Restate the data below word for word. Skip any images it contains.
--- Begin ---
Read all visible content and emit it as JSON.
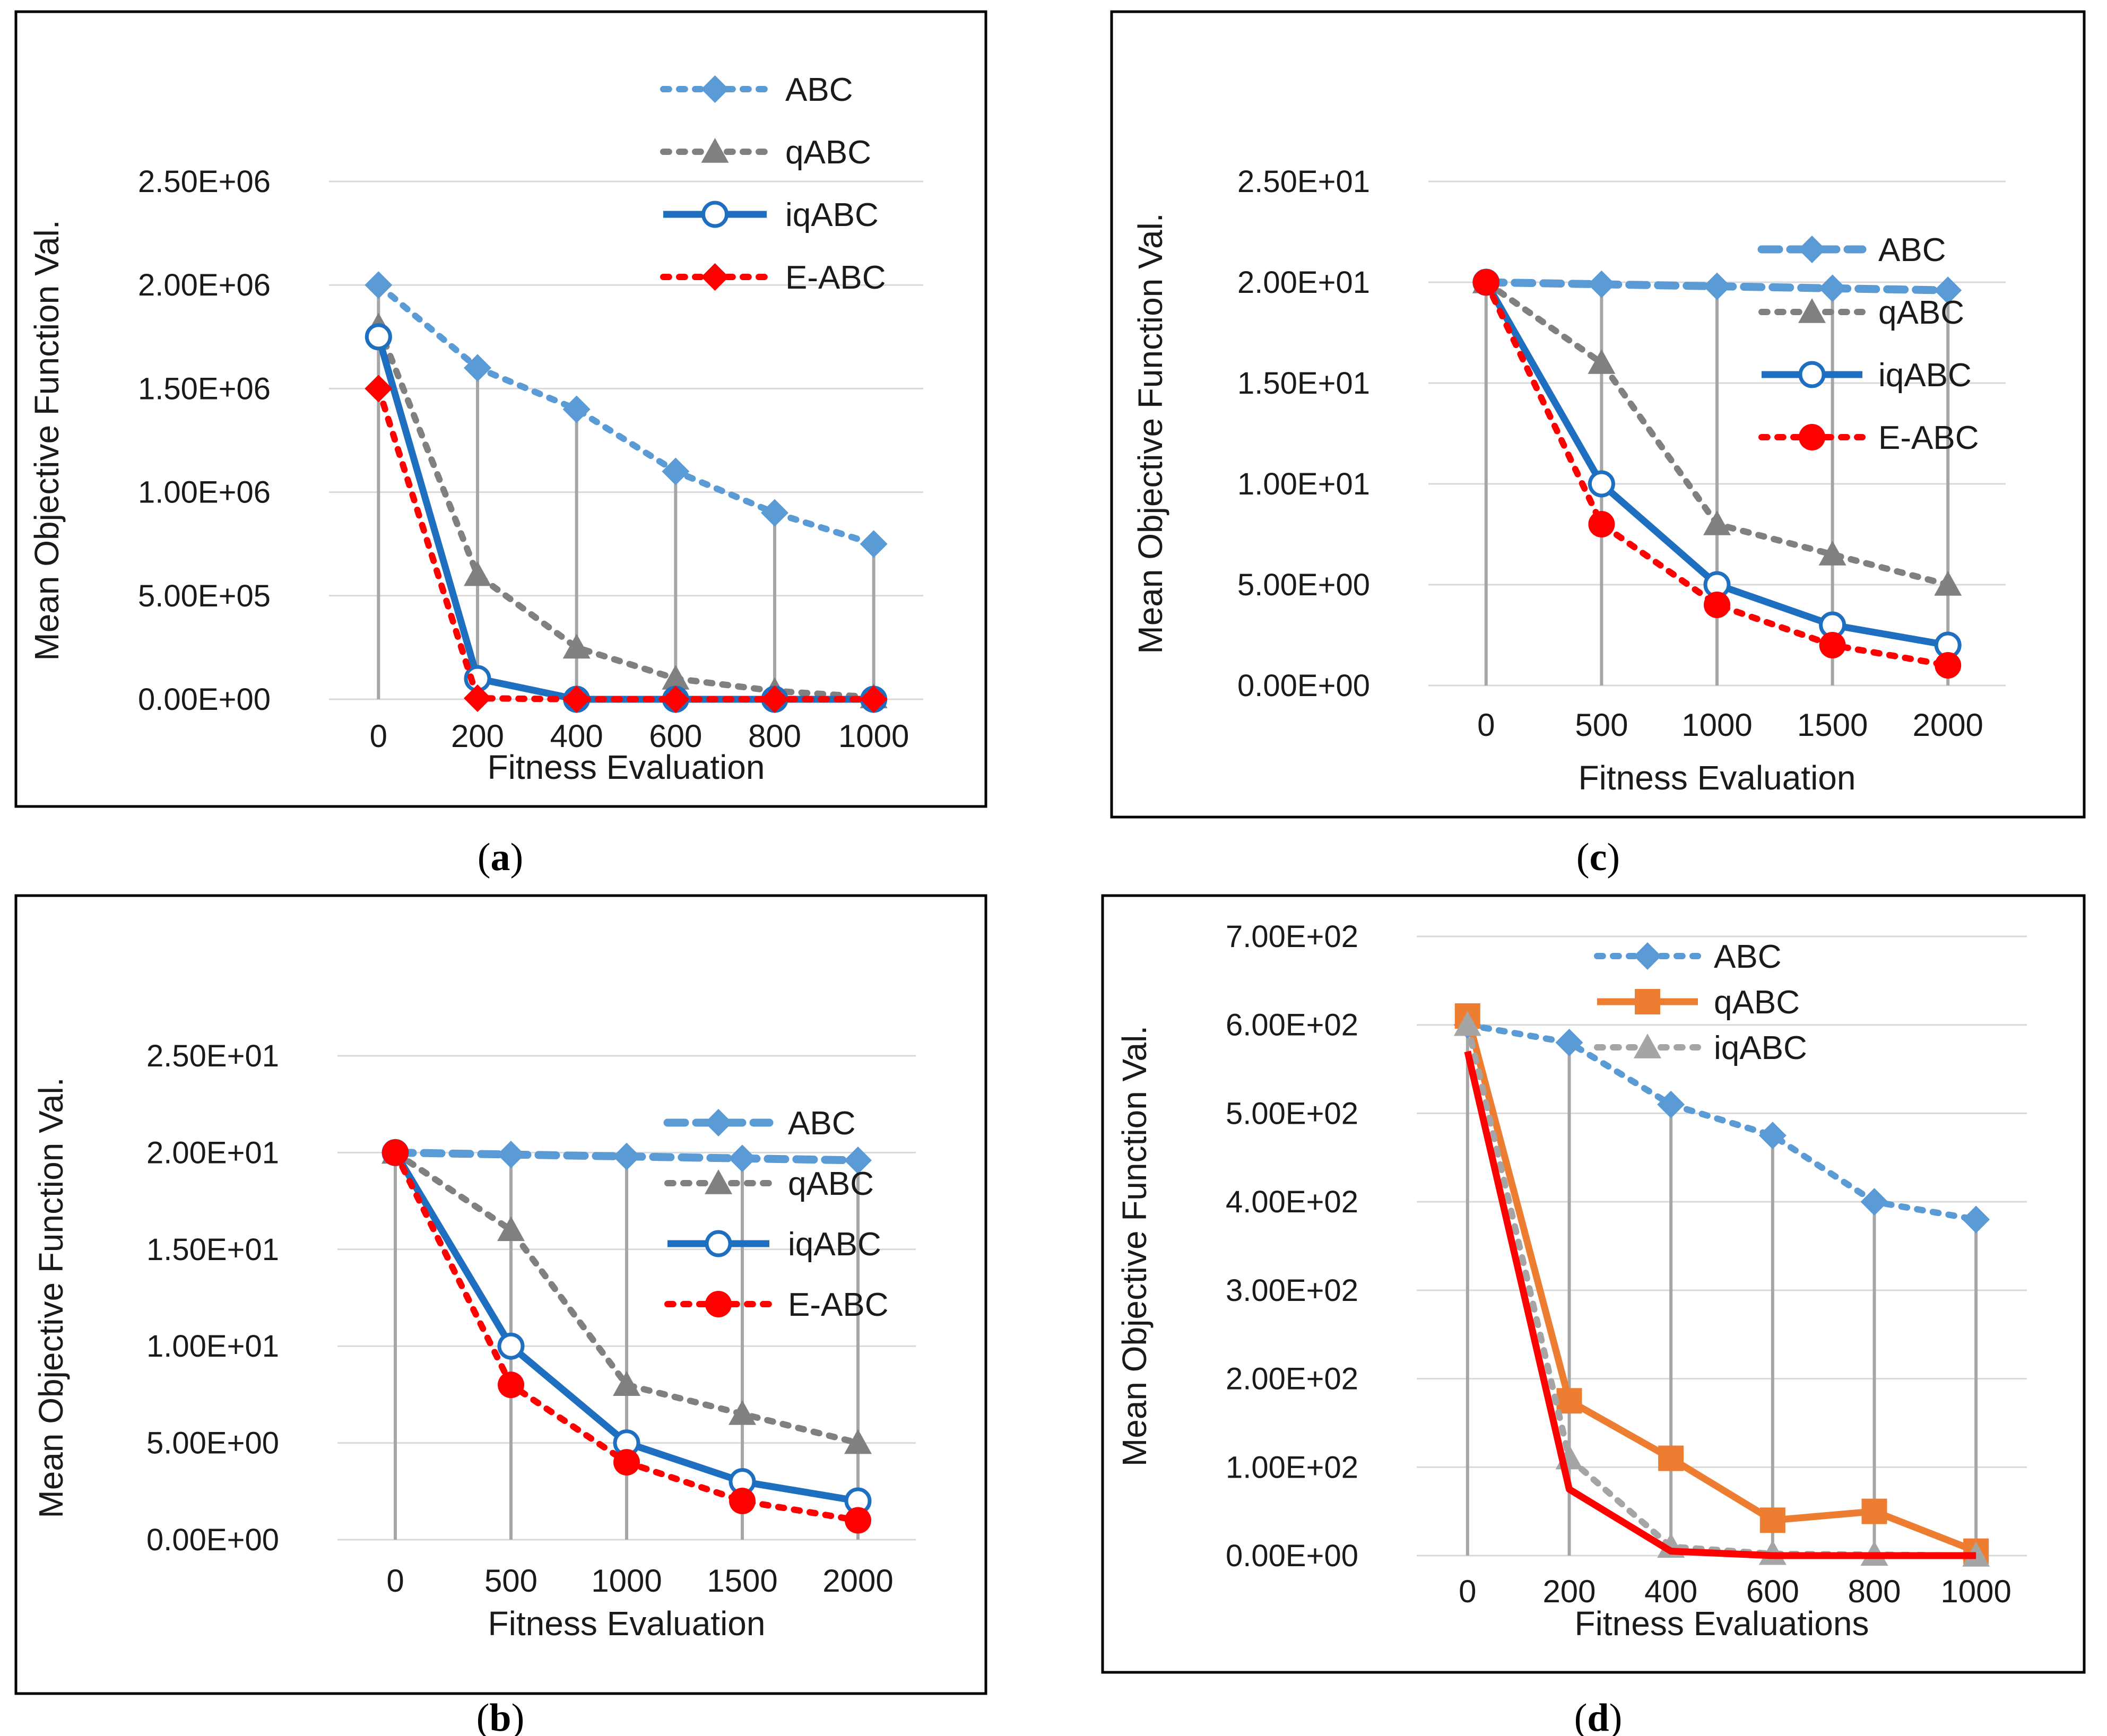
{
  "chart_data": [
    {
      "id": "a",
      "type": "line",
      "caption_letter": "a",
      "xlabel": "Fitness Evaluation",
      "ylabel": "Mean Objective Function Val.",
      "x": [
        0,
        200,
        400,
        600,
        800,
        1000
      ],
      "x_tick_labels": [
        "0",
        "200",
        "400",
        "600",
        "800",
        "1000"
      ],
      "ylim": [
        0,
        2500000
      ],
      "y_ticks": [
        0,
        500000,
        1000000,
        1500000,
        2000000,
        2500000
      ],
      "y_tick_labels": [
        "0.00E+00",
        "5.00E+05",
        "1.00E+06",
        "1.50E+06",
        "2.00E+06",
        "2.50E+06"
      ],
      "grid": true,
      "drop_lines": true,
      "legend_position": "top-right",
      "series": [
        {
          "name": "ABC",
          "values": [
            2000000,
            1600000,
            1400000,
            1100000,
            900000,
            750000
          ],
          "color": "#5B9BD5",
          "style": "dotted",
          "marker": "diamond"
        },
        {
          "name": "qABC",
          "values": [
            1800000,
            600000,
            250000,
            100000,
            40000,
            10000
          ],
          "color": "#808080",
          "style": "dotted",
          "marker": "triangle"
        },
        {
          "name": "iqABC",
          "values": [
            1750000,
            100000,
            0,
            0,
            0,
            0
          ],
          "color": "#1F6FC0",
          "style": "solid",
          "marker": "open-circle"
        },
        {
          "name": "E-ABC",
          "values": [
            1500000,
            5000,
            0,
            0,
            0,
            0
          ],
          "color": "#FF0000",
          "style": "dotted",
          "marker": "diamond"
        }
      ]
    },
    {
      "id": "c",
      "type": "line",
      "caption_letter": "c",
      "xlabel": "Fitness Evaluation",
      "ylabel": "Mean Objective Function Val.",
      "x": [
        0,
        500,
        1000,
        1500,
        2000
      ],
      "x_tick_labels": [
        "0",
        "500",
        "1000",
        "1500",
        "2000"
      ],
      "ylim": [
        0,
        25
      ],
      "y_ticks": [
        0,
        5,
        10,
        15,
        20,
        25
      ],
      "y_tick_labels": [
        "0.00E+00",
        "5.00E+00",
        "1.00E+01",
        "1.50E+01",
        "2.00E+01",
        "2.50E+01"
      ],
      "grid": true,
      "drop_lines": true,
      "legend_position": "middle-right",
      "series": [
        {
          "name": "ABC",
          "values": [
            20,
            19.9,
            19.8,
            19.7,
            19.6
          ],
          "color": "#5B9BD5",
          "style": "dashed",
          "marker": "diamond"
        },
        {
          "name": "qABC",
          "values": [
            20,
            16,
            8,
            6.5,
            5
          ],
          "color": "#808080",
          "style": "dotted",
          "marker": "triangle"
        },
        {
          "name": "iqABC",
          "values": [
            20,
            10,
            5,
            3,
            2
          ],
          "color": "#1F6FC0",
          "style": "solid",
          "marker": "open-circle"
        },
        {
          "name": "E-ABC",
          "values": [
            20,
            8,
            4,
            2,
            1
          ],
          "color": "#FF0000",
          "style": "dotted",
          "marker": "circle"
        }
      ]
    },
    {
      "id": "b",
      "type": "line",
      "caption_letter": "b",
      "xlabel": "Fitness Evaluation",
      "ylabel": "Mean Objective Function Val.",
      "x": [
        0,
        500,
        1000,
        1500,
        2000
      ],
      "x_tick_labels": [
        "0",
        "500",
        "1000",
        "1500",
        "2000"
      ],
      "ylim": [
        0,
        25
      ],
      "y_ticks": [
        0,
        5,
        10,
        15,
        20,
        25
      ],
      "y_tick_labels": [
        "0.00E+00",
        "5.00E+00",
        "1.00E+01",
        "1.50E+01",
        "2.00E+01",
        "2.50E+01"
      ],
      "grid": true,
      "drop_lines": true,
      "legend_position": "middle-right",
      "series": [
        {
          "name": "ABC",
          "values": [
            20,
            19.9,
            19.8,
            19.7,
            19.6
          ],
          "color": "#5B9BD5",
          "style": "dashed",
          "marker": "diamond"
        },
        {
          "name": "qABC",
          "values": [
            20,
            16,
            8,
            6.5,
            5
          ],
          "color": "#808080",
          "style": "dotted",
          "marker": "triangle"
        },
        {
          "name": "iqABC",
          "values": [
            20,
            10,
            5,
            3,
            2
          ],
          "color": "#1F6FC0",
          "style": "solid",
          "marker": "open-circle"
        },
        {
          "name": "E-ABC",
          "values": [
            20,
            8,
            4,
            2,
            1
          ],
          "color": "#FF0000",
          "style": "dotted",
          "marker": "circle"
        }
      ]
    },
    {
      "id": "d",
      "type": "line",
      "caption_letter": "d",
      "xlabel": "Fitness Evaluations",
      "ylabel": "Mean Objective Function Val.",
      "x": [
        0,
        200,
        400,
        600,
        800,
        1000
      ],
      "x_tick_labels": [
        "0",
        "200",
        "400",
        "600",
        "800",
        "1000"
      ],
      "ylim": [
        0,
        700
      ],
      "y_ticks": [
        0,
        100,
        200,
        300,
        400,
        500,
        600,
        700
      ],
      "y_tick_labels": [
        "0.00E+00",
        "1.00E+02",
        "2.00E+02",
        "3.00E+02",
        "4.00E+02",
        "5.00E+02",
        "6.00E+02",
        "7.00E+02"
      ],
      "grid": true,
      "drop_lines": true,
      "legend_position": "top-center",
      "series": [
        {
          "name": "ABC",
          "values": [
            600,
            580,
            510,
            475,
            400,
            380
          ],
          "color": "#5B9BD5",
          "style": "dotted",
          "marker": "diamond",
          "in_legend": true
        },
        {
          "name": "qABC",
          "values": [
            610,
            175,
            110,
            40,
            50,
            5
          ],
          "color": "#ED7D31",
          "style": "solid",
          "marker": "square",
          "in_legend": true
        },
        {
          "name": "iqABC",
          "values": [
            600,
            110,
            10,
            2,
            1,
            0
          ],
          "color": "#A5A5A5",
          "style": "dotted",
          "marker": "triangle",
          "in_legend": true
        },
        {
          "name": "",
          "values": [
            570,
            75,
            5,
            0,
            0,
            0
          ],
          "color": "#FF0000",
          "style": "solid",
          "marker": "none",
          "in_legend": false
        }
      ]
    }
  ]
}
--- End ---
Result of this task:
Read all visible content and emit it as JSON.
{
  "chart_data": [
    {
      "id": "a",
      "type": "line",
      "caption_letter": "a",
      "xlabel": "Fitness Evaluation",
      "ylabel": "Mean Objective Function Val.",
      "x": [
        0,
        200,
        400,
        600,
        800,
        1000
      ],
      "x_tick_labels": [
        "0",
        "200",
        "400",
        "600",
        "800",
        "1000"
      ],
      "ylim": [
        0,
        2500000
      ],
      "y_ticks": [
        0,
        500000,
        1000000,
        1500000,
        2000000,
        2500000
      ],
      "y_tick_labels": [
        "0.00E+00",
        "5.00E+05",
        "1.00E+06",
        "1.50E+06",
        "2.00E+06",
        "2.50E+06"
      ],
      "grid": true,
      "drop_lines": true,
      "legend_position": "top-right",
      "series": [
        {
          "name": "ABC",
          "values": [
            2000000,
            1600000,
            1400000,
            1100000,
            900000,
            750000
          ],
          "color": "#5B9BD5",
          "style": "dotted",
          "marker": "diamond"
        },
        {
          "name": "qABC",
          "values": [
            1800000,
            600000,
            250000,
            100000,
            40000,
            10000
          ],
          "color": "#808080",
          "style": "dotted",
          "marker": "triangle"
        },
        {
          "name": "iqABC",
          "values": [
            1750000,
            100000,
            0,
            0,
            0,
            0
          ],
          "color": "#1F6FC0",
          "style": "solid",
          "marker": "open-circle"
        },
        {
          "name": "E-ABC",
          "values": [
            1500000,
            5000,
            0,
            0,
            0,
            0
          ],
          "color": "#FF0000",
          "style": "dotted",
          "marker": "diamond"
        }
      ]
    },
    {
      "id": "c",
      "type": "line",
      "caption_letter": "c",
      "xlabel": "Fitness Evaluation",
      "ylabel": "Mean Objective Function Val.",
      "x": [
        0,
        500,
        1000,
        1500,
        2000
      ],
      "x_tick_labels": [
        "0",
        "500",
        "1000",
        "1500",
        "2000"
      ],
      "ylim": [
        0,
        25
      ],
      "y_ticks": [
        0,
        5,
        10,
        15,
        20,
        25
      ],
      "y_tick_labels": [
        "0.00E+00",
        "5.00E+00",
        "1.00E+01",
        "1.50E+01",
        "2.00E+01",
        "2.50E+01"
      ],
      "grid": true,
      "drop_lines": true,
      "legend_position": "middle-right",
      "series": [
        {
          "name": "ABC",
          "values": [
            20,
            19.9,
            19.8,
            19.7,
            19.6
          ],
          "color": "#5B9BD5",
          "style": "dashed",
          "marker": "diamond"
        },
        {
          "name": "qABC",
          "values": [
            20,
            16,
            8,
            6.5,
            5
          ],
          "color": "#808080",
          "style": "dotted",
          "marker": "triangle"
        },
        {
          "name": "iqABC",
          "values": [
            20,
            10,
            5,
            3,
            2
          ],
          "color": "#1F6FC0",
          "style": "solid",
          "marker": "open-circle"
        },
        {
          "name": "E-ABC",
          "values": [
            20,
            8,
            4,
            2,
            1
          ],
          "color": "#FF0000",
          "style": "dotted",
          "marker": "circle"
        }
      ]
    },
    {
      "id": "b",
      "type": "line",
      "caption_letter": "b",
      "xlabel": "Fitness Evaluation",
      "ylabel": "Mean Objective Function Val.",
      "x": [
        0,
        500,
        1000,
        1500,
        2000
      ],
      "x_tick_labels": [
        "0",
        "500",
        "1000",
        "1500",
        "2000"
      ],
      "ylim": [
        0,
        25
      ],
      "y_ticks": [
        0,
        5,
        10,
        15,
        20,
        25
      ],
      "y_tick_labels": [
        "0.00E+00",
        "5.00E+00",
        "1.00E+01",
        "1.50E+01",
        "2.00E+01",
        "2.50E+01"
      ],
      "grid": true,
      "drop_lines": true,
      "legend_position": "middle-right",
      "series": [
        {
          "name": "ABC",
          "values": [
            20,
            19.9,
            19.8,
            19.7,
            19.6
          ],
          "color": "#5B9BD5",
          "style": "dashed",
          "marker": "diamond"
        },
        {
          "name": "qABC",
          "values": [
            20,
            16,
            8,
            6.5,
            5
          ],
          "color": "#808080",
          "style": "dotted",
          "marker": "triangle"
        },
        {
          "name": "iqABC",
          "values": [
            20,
            10,
            5,
            3,
            2
          ],
          "color": "#1F6FC0",
          "style": "solid",
          "marker": "open-circle"
        },
        {
          "name": "E-ABC",
          "values": [
            20,
            8,
            4,
            2,
            1
          ],
          "color": "#FF0000",
          "style": "dotted",
          "marker": "circle"
        }
      ]
    },
    {
      "id": "d",
      "type": "line",
      "caption_letter": "d",
      "xlabel": "Fitness Evaluations",
      "ylabel": "Mean Objective Function Val.",
      "x": [
        0,
        200,
        400,
        600,
        800,
        1000
      ],
      "x_tick_labels": [
        "0",
        "200",
        "400",
        "600",
        "800",
        "1000"
      ],
      "ylim": [
        0,
        700
      ],
      "y_ticks": [
        0,
        100,
        200,
        300,
        400,
        500,
        600,
        700
      ],
      "y_tick_labels": [
        "0.00E+00",
        "1.00E+02",
        "2.00E+02",
        "3.00E+02",
        "4.00E+02",
        "5.00E+02",
        "6.00E+02",
        "7.00E+02"
      ],
      "grid": true,
      "drop_lines": true,
      "legend_position": "top-center",
      "series": [
        {
          "name": "ABC",
          "values": [
            600,
            580,
            510,
            475,
            400,
            380
          ],
          "color": "#5B9BD5",
          "style": "dotted",
          "marker": "diamond",
          "in_legend": true
        },
        {
          "name": "qABC",
          "values": [
            610,
            175,
            110,
            40,
            50,
            5
          ],
          "color": "#ED7D31",
          "style": "solid",
          "marker": "square",
          "in_legend": true
        },
        {
          "name": "iqABC",
          "values": [
            600,
            110,
            10,
            2,
            1,
            0
          ],
          "color": "#A5A5A5",
          "style": "dotted",
          "marker": "triangle",
          "in_legend": true
        },
        {
          "name": "",
          "values": [
            570,
            75,
            5,
            0,
            0,
            0
          ],
          "color": "#FF0000",
          "style": "solid",
          "marker": "none",
          "in_legend": false
        }
      ]
    }
  ]
}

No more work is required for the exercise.